> WRITTEN EXERCISE:
Give back every line of the following material word for word, leaving out the pictures.

>> start

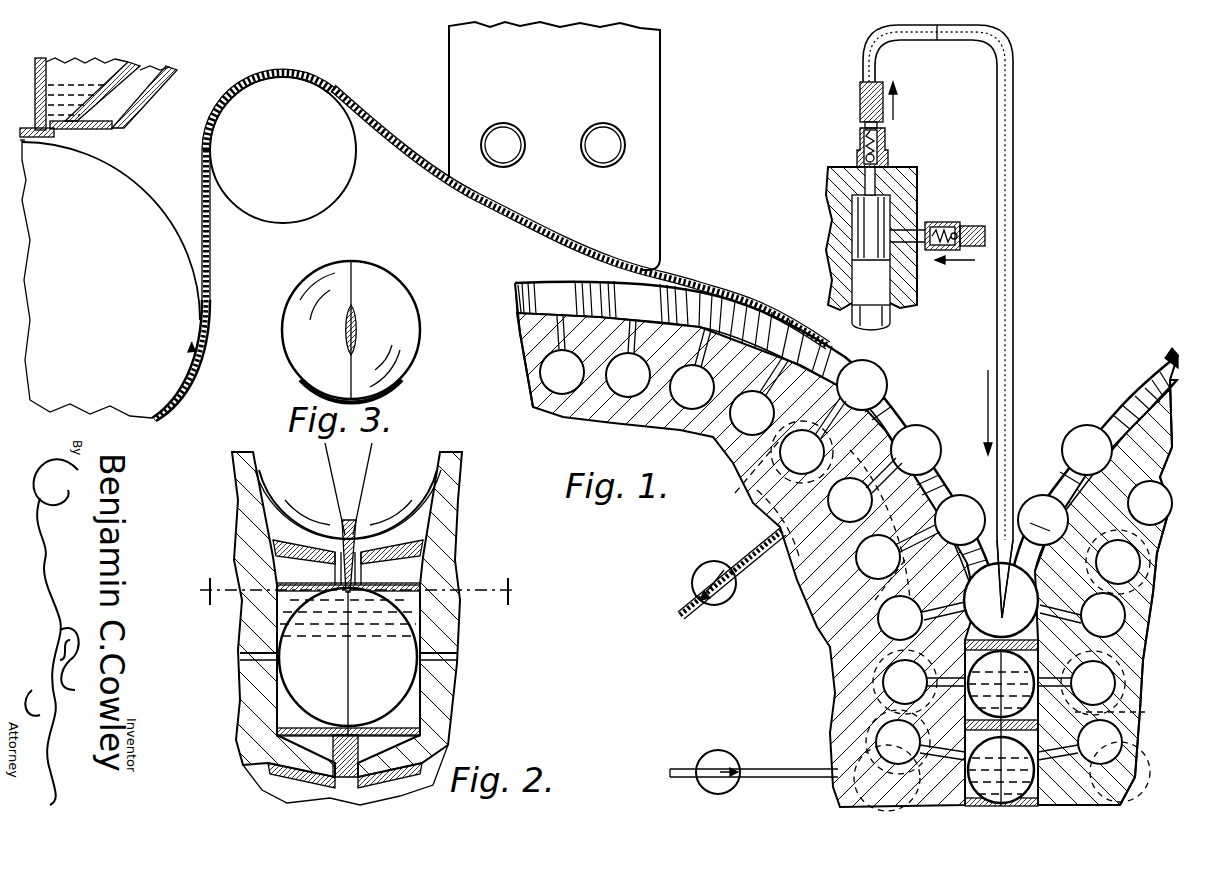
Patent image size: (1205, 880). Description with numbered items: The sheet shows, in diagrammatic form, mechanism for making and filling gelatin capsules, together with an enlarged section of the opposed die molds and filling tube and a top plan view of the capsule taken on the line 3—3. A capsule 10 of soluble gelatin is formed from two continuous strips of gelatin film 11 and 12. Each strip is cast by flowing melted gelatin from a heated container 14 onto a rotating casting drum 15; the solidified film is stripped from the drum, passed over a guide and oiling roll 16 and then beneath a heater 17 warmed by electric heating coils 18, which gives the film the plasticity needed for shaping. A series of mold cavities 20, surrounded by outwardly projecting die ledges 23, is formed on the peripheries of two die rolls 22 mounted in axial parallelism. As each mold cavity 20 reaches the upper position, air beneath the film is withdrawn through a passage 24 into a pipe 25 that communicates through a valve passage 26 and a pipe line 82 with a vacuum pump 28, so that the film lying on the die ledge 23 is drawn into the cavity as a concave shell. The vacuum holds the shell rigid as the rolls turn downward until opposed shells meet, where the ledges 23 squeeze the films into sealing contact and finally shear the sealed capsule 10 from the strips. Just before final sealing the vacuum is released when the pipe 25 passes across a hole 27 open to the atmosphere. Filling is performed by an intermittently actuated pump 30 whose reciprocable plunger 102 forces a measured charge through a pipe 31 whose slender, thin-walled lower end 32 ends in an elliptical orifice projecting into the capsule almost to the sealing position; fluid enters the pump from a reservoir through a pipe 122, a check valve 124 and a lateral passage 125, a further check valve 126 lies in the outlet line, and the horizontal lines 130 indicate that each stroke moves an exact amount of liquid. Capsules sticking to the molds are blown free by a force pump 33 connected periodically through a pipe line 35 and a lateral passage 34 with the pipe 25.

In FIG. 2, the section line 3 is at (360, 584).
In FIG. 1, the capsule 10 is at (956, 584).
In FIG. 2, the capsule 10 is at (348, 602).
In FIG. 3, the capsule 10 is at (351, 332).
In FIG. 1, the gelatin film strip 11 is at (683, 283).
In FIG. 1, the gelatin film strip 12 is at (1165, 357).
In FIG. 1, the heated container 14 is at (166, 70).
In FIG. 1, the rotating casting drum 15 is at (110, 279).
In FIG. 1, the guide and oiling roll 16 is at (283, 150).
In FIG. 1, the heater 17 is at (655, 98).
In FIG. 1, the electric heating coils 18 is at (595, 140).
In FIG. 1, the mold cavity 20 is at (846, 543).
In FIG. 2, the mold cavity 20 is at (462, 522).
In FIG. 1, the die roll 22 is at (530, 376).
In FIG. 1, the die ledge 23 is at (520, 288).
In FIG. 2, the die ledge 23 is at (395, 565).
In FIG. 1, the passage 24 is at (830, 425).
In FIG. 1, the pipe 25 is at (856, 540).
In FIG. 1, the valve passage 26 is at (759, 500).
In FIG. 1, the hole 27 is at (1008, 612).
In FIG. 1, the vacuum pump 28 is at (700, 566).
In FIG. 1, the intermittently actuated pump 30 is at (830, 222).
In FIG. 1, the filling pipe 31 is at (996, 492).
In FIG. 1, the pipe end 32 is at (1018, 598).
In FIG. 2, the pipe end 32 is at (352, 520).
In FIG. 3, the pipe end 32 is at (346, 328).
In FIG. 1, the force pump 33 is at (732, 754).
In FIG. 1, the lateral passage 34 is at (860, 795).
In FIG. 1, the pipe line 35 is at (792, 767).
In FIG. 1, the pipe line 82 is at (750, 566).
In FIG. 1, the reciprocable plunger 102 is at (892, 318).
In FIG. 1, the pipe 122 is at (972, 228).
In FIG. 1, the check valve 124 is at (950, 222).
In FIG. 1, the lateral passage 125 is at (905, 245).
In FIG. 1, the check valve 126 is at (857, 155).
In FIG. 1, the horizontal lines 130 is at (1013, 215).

>> end

> WRITTEN RESPONSE:
Patent image size: (1205, 880). Description with numbered items: The sheet shows, in diagrammatic form, mechanism for making and filling gelatin capsules, together with an enlarged section of the opposed die molds and filling tube and a top plan view of the capsule taken on the line 3—3. A capsule 10 of soluble gelatin is formed from two continuous strips of gelatin film 11 and 12. Each strip is cast by flowing melted gelatin from a heated container 14 onto a rotating casting drum 15; the solidified film is stripped from the drum, passed over a guide and oiling roll 16 and then beneath a heater 17 warmed by electric heating coils 18, which gives the film the plasticity needed for shaping. A series of mold cavities 20, surrounded by outwardly projecting die ledges 23, is formed on the peripheries of two die rolls 22 mounted in axial parallelism. As each mold cavity 20 reaches the upper position, air beneath the film is withdrawn through a passage 24 into a pipe 25 that communicates through a valve passage 26 and a pipe line 82 with a vacuum pump 28, so that the film lying on the die ledge 23 is drawn into the cavity as a concave shell. The vacuum holds the shell rigid as the rolls turn downward until opposed shells meet, where the ledges 23 squeeze the films into sealing contact and finally shear the sealed capsule 10 from the strips. Just before final sealing the vacuum is released when the pipe 25 passes across a hole 27 open to the atmosphere. Filling is performed by an intermittently actuated pump 30 whose reciprocable plunger 102 forces a measured charge through a pipe 31 whose slender, thin-walled lower end 32 ends in an elliptical orifice projecting into the capsule almost to the sealing position; fluid enters the pump from a reservoir through a pipe 122, a check valve 124 and a lateral passage 125, a further check valve 126 lies in the outlet line, and the horizontal lines 130 indicate that each stroke moves an exact amount of liquid. Capsules sticking to the molds are blown free by a force pump 33 connected periodically through a pipe line 35 and a lateral passage 34 with the pipe 25.

In FIG. 2, the section line 3 is at (360, 584).
In FIG. 1, the capsule 10 is at (956, 584).
In FIG. 2, the capsule 10 is at (348, 602).
In FIG. 3, the capsule 10 is at (351, 332).
In FIG. 1, the gelatin film strip 11 is at (683, 283).
In FIG. 1, the gelatin film strip 12 is at (1165, 357).
In FIG. 1, the heated container 14 is at (166, 70).
In FIG. 1, the rotating casting drum 15 is at (110, 279).
In FIG. 1, the guide and oiling roll 16 is at (283, 150).
In FIG. 1, the heater 17 is at (655, 98).
In FIG. 1, the electric heating coils 18 is at (595, 140).
In FIG. 1, the mold cavity 20 is at (846, 543).
In FIG. 2, the mold cavity 20 is at (462, 522).
In FIG. 1, the die roll 22 is at (530, 376).
In FIG. 1, the die ledge 23 is at (520, 288).
In FIG. 2, the die ledge 23 is at (395, 565).
In FIG. 1, the passage 24 is at (830, 425).
In FIG. 1, the pipe 25 is at (856, 540).
In FIG. 1, the valve passage 26 is at (759, 500).
In FIG. 1, the hole 27 is at (1008, 612).
In FIG. 1, the vacuum pump 28 is at (700, 566).
In FIG. 1, the intermittently actuated pump 30 is at (830, 222).
In FIG. 1, the filling pipe 31 is at (996, 492).
In FIG. 1, the pipe end 32 is at (1018, 598).
In FIG. 2, the pipe end 32 is at (352, 520).
In FIG. 3, the pipe end 32 is at (346, 328).
In FIG. 1, the force pump 33 is at (732, 754).
In FIG. 1, the lateral passage 34 is at (860, 795).
In FIG. 1, the pipe line 35 is at (792, 767).
In FIG. 1, the pipe line 82 is at (750, 566).
In FIG. 1, the reciprocable plunger 102 is at (892, 318).
In FIG. 1, the pipe 122 is at (972, 228).
In FIG. 1, the check valve 124 is at (950, 222).
In FIG. 1, the lateral passage 125 is at (905, 245).
In FIG. 1, the check valve 126 is at (857, 155).
In FIG. 1, the horizontal lines 130 is at (1013, 215).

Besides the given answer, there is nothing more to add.